## Data supplied
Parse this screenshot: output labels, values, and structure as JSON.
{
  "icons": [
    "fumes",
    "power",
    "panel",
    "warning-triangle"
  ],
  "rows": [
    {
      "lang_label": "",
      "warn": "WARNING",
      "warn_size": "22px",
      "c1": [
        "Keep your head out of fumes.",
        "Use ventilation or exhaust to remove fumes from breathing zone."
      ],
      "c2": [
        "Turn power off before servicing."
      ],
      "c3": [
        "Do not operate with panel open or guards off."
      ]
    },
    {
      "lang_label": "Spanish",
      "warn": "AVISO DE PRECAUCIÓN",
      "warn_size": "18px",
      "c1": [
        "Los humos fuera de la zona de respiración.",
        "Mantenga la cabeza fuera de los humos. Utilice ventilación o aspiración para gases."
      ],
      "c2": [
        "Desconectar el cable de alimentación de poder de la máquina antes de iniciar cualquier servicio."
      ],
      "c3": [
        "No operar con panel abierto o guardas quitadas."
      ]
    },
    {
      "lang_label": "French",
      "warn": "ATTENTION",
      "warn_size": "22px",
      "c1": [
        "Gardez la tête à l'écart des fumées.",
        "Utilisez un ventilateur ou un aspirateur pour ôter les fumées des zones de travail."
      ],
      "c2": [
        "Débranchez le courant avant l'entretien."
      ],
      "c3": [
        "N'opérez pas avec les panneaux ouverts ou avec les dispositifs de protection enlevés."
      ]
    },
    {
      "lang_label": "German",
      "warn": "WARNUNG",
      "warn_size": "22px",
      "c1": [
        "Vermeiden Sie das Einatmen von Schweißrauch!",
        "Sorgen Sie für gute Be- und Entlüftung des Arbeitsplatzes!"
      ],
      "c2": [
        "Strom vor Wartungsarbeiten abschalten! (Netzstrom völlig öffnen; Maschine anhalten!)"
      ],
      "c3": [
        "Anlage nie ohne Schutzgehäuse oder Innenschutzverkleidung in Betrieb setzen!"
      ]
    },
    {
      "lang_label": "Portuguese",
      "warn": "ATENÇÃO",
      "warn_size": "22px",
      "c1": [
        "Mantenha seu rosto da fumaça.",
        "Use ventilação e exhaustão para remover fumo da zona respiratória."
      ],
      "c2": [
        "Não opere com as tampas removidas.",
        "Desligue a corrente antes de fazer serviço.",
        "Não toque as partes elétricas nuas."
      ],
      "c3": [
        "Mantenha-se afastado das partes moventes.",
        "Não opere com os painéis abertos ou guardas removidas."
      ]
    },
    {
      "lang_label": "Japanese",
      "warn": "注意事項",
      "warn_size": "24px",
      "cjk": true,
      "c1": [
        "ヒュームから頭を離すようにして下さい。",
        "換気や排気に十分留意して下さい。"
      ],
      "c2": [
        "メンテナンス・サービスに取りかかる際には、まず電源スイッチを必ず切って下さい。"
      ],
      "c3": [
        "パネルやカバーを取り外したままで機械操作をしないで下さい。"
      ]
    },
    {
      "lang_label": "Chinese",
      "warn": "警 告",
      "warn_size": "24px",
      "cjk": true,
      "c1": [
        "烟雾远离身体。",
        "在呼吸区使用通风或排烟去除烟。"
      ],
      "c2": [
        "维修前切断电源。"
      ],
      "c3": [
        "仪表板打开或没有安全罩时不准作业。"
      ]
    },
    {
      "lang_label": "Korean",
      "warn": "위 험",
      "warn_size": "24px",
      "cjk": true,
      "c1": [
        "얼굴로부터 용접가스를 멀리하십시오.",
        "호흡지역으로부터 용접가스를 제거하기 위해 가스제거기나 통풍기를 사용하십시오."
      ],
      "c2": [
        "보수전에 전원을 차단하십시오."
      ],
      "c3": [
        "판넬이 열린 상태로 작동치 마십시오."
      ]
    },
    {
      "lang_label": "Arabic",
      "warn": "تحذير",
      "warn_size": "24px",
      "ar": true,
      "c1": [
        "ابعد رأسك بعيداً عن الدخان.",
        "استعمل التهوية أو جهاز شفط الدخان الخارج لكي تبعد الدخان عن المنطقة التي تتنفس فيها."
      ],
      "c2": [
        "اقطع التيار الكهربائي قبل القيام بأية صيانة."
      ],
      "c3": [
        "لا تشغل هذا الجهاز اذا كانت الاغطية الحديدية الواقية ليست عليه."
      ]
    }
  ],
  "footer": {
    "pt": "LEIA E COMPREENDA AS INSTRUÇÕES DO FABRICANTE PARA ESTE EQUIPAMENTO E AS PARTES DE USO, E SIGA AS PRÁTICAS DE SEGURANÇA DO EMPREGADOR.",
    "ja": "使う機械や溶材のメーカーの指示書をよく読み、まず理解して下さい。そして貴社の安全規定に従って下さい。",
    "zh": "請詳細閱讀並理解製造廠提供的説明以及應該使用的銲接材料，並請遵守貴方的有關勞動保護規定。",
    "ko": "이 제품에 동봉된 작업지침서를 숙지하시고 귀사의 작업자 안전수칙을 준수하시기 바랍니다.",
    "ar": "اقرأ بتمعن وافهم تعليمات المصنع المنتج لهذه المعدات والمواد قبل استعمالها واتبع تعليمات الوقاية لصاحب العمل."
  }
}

## Short exercise
Every line above that contains the word "power" should be reported.

## Full response
    "power",
        "Turn power off before servicing."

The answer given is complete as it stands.